● Source excerpt
# Walking multiple dogs



## lindsayjoy (Aug 19, 2009)

Hi - I'm looking for tips to make walking my three dogs (all collieX - 7 y.o. 2 y.o. and 6 m.o.) easier. 

Each dog walks perfectly on a loose lead on their own, but as soon I get them together they pull - often in three different directions! I hate it that they feel they can get away with mis-behaving when I walk them together. I need tips of how to train them to walk nicely together, because its exactly at this time when I need them to behave. 

Walks are getting so frustrating, I am quickly losing my patience. I often have to walk them all separately.

thanks in advance


----------



## alphadog (Jan 29, 2009)

● Written exercise A
Decide whether each statement agrees with the dog-walking post. Answer yes or no for each, quoting the words of the post that settle it.
(i) The poster owns three dogs, all collie crosses.
(ii) Each dog pulls on the lead even when walked alone.
(iii) The poster often ends up walking the dogs separately.
● Written exercise B
Please copy the dog-walking post word for word, from "Walks are getting" to "(Jan 29, 2009)".

● Records from a dataset

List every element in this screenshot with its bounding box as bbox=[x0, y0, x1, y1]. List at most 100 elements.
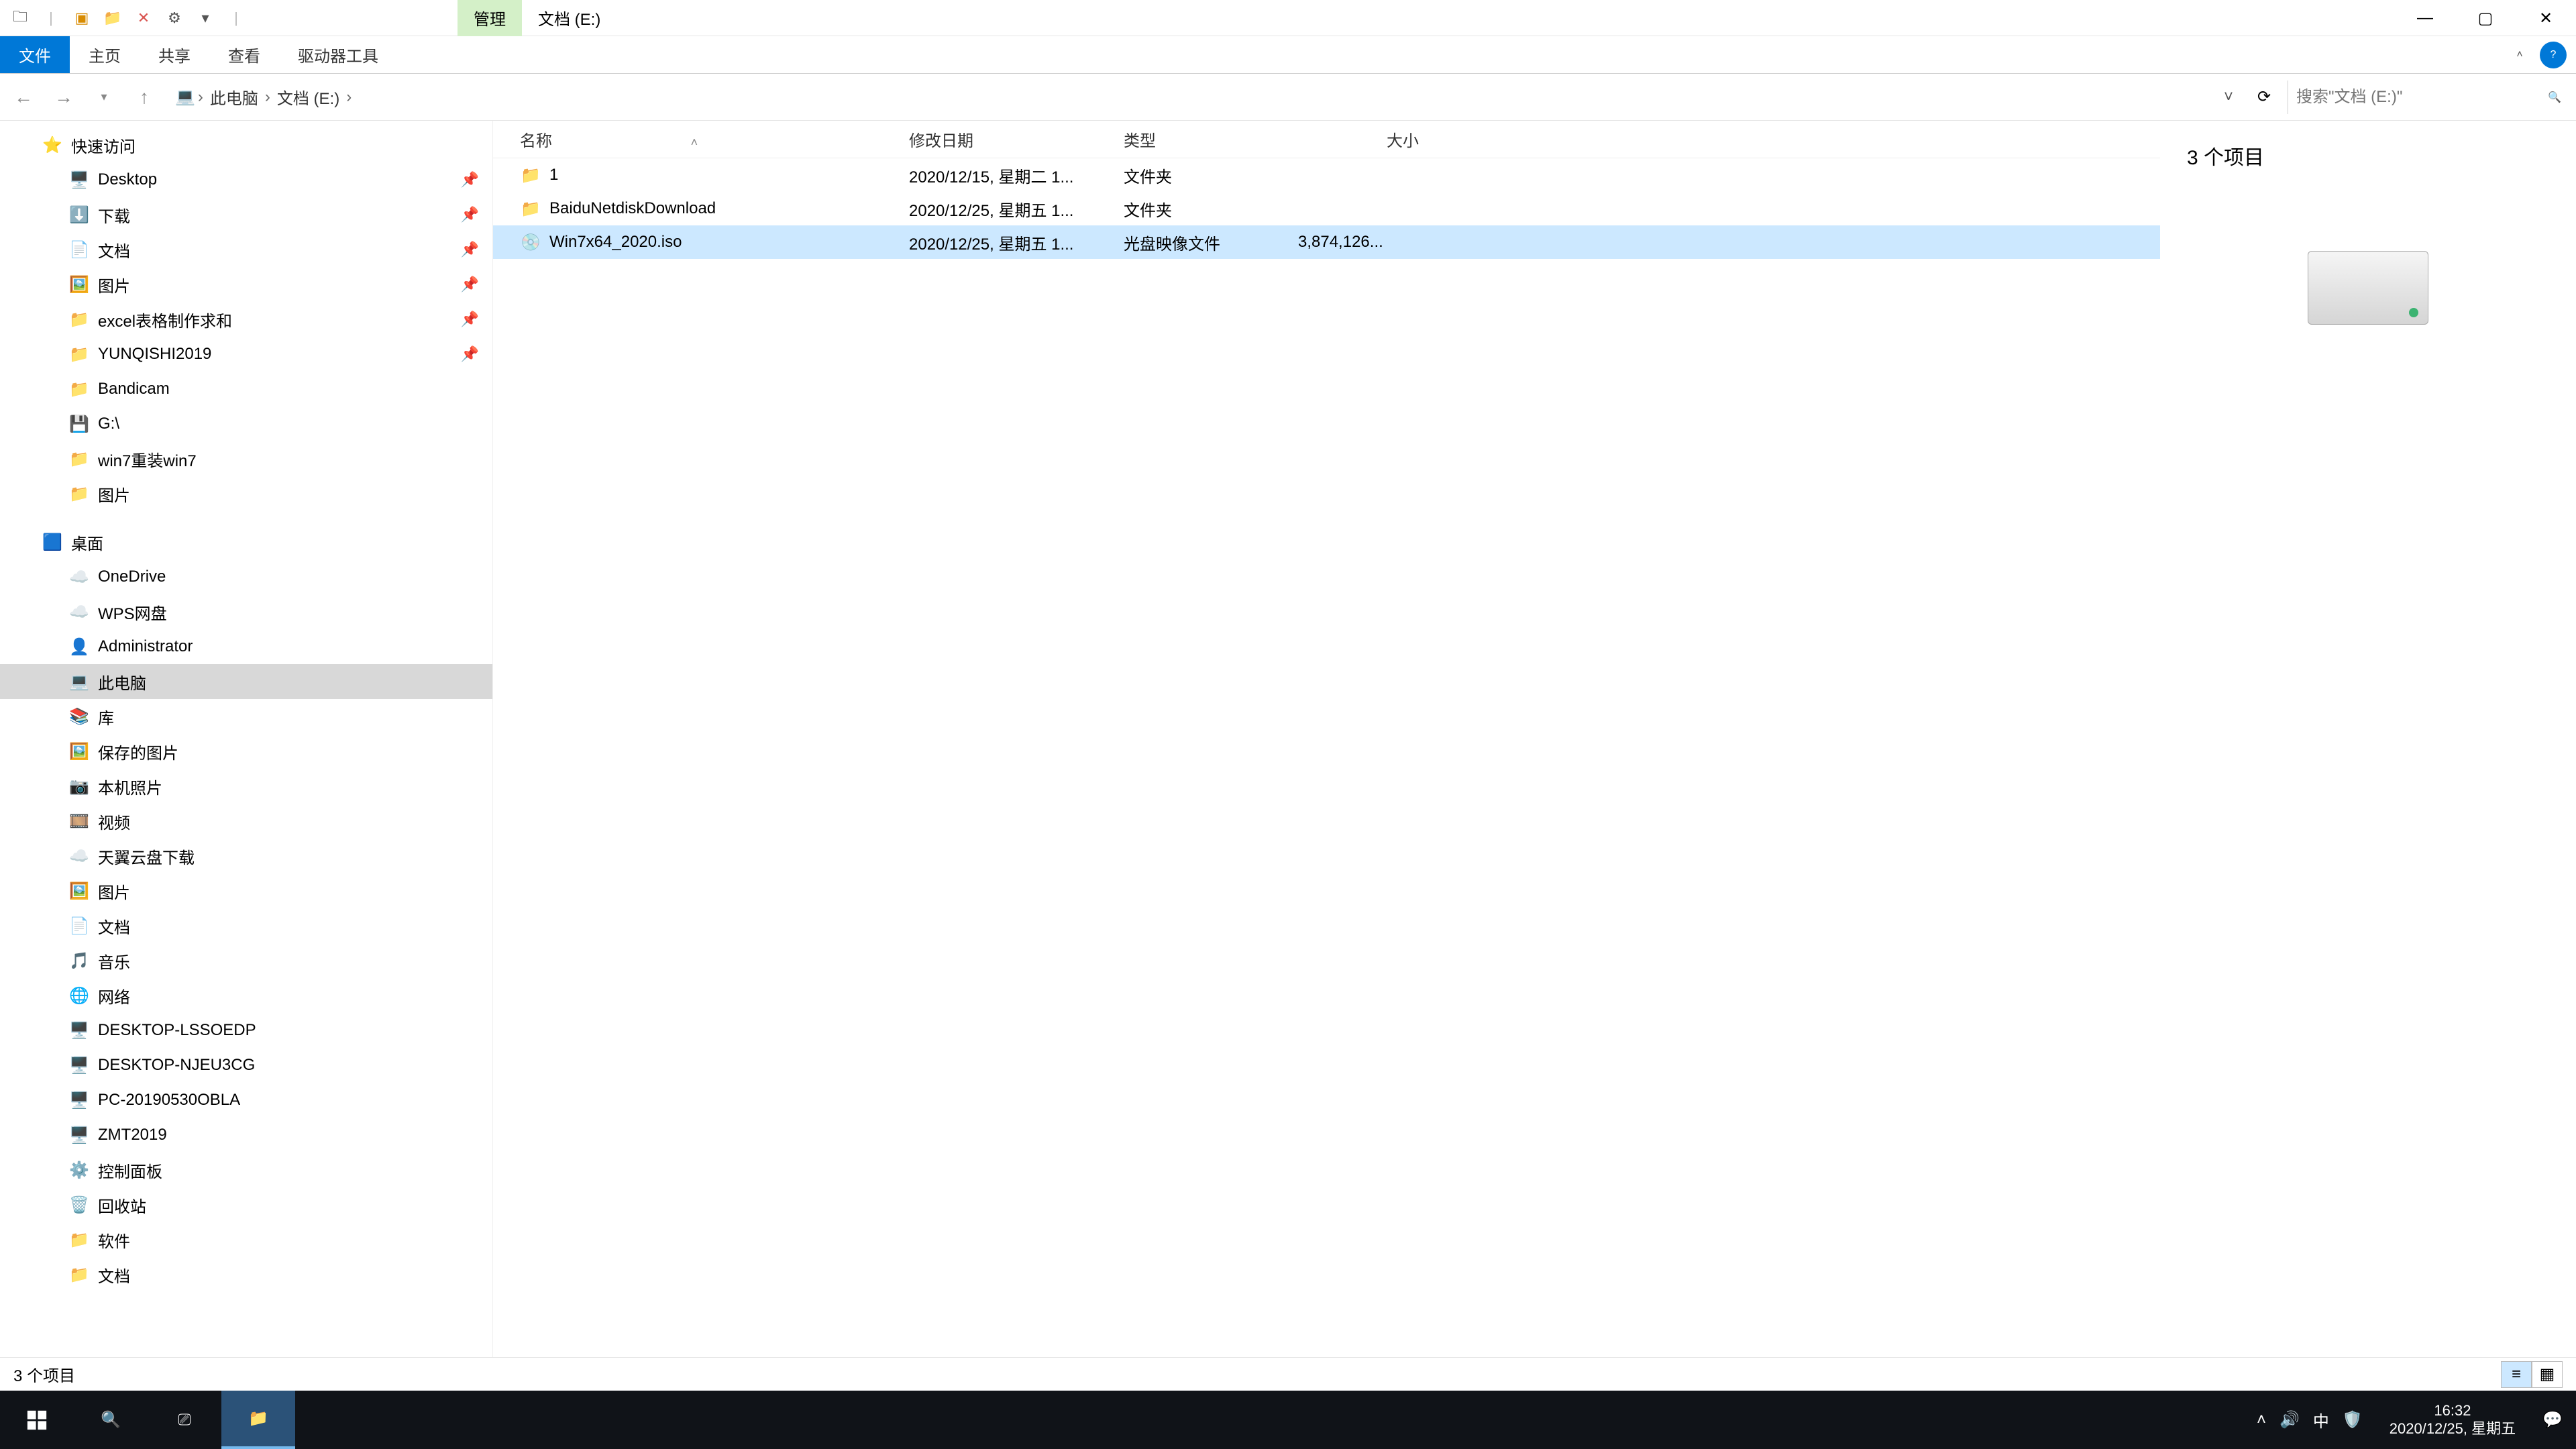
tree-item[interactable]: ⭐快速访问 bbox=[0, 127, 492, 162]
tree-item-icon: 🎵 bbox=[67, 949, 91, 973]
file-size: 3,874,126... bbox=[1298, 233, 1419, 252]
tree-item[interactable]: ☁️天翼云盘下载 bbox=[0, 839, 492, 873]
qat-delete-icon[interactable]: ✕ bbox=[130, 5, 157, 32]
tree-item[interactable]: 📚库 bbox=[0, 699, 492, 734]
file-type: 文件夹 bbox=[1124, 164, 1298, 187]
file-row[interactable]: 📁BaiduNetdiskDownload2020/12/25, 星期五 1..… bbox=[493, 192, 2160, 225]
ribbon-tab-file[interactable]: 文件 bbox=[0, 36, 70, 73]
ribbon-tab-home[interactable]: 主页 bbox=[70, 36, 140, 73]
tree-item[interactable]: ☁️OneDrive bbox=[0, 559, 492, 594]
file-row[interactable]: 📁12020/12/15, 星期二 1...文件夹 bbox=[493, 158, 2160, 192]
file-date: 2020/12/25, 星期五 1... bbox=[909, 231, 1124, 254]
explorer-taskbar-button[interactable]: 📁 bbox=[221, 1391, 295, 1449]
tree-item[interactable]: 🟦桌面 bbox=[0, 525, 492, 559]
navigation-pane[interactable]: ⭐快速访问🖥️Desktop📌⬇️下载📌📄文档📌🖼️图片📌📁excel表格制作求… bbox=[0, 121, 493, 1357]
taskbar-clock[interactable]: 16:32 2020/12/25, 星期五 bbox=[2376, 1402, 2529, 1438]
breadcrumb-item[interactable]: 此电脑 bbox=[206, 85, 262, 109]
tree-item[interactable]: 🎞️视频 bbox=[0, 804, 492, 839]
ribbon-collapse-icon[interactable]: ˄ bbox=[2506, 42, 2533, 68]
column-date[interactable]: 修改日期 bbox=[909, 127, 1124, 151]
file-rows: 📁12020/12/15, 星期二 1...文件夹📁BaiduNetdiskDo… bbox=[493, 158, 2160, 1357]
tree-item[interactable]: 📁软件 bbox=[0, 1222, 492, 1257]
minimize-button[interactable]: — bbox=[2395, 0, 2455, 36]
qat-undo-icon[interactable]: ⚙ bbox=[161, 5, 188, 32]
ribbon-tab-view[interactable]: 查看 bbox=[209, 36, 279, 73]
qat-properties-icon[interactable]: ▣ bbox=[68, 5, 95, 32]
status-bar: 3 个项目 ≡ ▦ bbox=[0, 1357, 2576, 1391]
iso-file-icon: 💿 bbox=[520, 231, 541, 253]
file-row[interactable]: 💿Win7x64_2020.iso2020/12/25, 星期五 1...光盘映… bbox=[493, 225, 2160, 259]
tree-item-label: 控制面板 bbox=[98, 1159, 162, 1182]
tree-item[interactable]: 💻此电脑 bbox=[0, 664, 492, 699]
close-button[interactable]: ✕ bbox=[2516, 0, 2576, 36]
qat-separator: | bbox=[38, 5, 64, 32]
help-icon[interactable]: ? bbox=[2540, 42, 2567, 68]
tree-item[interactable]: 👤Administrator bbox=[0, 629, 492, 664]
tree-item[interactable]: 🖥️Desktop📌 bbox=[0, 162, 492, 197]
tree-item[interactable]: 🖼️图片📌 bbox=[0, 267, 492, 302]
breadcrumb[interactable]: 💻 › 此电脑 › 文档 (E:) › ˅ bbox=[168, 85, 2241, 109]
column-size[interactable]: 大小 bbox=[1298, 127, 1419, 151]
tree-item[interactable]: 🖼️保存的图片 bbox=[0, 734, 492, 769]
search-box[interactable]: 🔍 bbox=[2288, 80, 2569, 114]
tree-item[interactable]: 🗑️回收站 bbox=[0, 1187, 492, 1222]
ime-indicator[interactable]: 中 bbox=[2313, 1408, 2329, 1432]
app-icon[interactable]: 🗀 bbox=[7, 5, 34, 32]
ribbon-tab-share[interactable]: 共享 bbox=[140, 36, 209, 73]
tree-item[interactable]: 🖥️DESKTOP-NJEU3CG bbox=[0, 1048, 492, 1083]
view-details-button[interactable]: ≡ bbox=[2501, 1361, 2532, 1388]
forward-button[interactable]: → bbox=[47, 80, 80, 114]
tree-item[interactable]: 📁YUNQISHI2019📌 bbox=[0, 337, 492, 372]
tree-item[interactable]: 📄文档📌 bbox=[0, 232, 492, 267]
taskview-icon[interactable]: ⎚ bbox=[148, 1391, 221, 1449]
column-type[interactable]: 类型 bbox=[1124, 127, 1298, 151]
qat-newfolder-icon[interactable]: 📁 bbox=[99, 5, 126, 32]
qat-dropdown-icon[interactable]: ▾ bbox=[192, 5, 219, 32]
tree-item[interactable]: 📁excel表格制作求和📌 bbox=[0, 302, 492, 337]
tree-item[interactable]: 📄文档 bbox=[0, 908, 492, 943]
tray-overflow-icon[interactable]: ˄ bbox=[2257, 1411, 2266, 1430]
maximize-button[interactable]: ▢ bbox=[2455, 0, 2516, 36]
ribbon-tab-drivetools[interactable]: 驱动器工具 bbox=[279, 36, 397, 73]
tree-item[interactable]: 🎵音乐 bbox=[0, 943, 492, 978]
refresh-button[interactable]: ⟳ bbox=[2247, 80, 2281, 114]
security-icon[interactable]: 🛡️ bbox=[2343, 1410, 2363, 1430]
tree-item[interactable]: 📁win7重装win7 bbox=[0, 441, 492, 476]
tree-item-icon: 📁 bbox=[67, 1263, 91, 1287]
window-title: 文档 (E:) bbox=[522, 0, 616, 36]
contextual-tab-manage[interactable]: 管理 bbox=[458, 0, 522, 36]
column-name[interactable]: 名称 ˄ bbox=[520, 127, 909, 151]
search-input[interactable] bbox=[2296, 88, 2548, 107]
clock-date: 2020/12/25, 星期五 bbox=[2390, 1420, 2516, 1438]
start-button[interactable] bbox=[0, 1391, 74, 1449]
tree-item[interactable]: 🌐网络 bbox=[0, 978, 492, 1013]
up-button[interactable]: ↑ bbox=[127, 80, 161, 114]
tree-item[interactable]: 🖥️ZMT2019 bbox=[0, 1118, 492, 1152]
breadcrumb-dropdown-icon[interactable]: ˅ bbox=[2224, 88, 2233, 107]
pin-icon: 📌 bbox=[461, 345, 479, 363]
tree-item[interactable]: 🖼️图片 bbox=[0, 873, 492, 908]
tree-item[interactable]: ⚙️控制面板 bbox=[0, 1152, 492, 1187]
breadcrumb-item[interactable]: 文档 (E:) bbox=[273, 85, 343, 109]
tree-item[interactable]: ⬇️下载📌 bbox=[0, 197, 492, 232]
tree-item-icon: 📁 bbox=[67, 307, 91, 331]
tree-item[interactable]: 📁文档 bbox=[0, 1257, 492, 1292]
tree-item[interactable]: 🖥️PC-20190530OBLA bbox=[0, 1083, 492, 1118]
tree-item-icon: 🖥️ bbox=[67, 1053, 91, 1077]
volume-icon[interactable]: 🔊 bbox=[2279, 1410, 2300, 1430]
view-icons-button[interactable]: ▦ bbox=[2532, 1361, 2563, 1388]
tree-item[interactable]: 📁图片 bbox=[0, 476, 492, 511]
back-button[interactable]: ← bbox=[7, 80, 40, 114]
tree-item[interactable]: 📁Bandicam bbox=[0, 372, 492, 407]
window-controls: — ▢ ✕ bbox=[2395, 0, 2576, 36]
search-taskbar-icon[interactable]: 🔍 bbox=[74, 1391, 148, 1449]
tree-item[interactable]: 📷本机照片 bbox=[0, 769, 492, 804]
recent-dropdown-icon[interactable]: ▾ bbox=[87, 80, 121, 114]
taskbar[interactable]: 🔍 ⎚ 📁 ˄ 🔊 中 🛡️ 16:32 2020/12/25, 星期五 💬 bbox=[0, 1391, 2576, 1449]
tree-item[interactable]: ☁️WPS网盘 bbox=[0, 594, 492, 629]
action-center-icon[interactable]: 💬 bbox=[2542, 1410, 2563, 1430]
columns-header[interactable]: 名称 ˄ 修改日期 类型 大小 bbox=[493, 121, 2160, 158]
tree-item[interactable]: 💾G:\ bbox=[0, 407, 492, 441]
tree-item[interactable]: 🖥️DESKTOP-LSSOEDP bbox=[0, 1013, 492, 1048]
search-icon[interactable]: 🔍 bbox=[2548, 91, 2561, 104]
---
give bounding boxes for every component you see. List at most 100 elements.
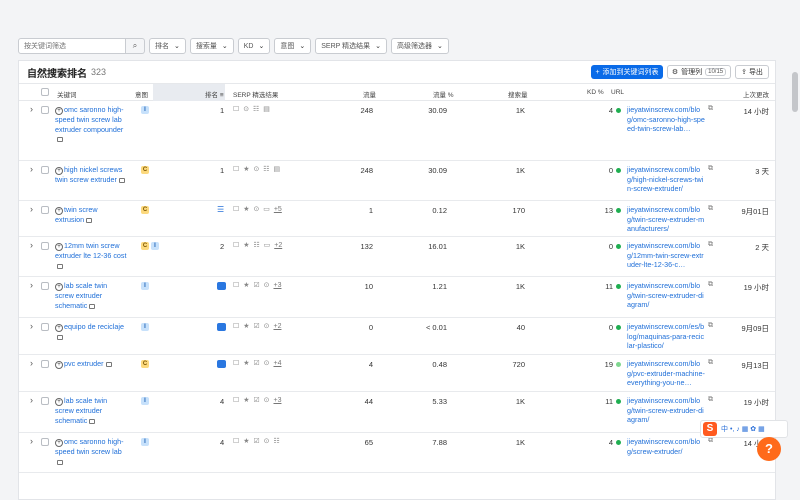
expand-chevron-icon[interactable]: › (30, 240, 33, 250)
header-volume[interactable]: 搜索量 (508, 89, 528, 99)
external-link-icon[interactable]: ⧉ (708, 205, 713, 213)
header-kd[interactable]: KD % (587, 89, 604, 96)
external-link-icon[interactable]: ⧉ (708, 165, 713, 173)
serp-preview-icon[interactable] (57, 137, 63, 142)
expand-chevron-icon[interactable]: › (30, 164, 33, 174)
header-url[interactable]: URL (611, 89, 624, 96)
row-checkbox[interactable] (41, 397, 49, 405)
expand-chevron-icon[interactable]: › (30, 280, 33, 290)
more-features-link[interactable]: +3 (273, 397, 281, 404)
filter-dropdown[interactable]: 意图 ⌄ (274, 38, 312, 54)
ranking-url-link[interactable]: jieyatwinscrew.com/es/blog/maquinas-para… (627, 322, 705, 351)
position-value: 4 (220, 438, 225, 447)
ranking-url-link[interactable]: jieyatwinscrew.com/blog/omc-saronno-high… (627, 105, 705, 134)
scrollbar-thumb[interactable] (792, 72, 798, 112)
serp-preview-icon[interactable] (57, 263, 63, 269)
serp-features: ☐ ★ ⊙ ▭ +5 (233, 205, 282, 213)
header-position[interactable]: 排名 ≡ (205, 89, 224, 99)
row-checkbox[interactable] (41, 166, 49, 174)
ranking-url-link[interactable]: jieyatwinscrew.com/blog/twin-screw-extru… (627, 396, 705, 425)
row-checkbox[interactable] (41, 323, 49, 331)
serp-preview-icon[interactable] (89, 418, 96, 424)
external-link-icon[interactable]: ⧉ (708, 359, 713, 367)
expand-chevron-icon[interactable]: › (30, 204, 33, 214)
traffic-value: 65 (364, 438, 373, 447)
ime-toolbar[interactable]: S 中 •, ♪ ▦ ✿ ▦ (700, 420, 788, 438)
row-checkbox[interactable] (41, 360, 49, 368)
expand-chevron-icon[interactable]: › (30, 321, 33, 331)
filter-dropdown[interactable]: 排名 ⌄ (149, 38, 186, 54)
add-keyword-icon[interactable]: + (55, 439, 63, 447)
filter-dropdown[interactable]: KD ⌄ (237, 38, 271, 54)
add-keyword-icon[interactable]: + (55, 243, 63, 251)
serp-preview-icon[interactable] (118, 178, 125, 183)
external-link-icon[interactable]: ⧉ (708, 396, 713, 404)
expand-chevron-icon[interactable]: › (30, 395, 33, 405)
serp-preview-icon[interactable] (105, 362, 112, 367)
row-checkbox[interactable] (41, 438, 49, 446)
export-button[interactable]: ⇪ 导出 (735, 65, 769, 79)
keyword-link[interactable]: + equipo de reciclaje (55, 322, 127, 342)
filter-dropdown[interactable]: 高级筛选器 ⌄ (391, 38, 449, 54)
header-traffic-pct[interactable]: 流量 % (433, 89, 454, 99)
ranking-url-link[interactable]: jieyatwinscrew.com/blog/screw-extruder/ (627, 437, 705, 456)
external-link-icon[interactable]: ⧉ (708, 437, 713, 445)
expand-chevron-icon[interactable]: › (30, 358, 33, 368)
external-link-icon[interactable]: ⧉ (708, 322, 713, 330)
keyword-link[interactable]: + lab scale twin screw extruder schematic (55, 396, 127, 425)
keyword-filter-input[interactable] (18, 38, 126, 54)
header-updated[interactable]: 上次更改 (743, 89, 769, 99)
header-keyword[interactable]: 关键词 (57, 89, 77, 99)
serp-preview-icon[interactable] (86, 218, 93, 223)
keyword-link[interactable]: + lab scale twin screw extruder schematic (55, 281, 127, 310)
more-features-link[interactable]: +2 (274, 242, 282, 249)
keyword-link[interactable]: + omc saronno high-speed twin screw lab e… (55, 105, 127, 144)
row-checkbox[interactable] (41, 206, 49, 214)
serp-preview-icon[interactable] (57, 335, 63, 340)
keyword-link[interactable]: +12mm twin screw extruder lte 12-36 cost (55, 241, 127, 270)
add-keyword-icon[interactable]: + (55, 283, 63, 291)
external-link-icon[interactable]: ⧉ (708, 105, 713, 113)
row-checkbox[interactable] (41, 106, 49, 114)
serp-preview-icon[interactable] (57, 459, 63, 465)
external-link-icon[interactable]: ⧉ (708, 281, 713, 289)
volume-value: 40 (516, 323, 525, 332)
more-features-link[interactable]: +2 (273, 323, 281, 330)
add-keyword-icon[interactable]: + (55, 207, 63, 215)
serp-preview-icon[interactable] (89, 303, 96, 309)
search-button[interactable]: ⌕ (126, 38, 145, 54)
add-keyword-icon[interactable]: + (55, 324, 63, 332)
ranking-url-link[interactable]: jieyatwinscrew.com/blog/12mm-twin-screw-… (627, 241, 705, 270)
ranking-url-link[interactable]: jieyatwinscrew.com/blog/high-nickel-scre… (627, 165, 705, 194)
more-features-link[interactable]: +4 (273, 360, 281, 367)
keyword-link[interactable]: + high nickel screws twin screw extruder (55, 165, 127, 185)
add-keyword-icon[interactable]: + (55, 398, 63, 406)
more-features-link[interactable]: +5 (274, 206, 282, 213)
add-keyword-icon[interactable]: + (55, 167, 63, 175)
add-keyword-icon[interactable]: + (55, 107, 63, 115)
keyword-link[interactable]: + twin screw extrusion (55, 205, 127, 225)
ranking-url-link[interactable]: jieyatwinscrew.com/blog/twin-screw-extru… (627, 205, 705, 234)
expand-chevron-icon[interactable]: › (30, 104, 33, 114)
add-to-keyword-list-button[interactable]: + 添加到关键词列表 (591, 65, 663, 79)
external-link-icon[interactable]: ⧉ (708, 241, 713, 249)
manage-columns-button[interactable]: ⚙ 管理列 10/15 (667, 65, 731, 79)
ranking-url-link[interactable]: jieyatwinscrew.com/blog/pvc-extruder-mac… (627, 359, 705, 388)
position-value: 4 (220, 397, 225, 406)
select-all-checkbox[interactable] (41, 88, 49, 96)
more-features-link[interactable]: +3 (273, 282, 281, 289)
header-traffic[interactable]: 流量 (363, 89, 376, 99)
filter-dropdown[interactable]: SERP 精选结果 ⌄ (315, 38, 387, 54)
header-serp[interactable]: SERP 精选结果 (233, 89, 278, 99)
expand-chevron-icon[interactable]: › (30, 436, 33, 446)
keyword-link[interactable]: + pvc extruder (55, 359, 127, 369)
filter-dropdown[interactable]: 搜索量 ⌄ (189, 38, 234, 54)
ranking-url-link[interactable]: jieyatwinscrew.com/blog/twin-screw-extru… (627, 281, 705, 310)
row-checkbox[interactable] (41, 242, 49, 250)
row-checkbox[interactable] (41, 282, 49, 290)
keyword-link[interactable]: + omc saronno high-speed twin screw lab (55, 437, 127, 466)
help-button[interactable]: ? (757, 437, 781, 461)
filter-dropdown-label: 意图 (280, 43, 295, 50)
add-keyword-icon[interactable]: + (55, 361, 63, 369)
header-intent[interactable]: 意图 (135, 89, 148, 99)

● Exercise solution A
(i) Yes: "I'm looking for tips to make walking my three dogs (all collieX - 7 y.o. 2 y.o. and 6 m.o.) easier."
(ii) No: "Each dog walks perfectly on a loose lead on their own"
(iii) Yes: "I often have to walk them all separately."

● Exercise solution B
Walks are getting so frustrating, I am quickly losing my patience. I often have to walk them all separately.

thanks in advance


----------



## alphadog (Jan 29, 2009)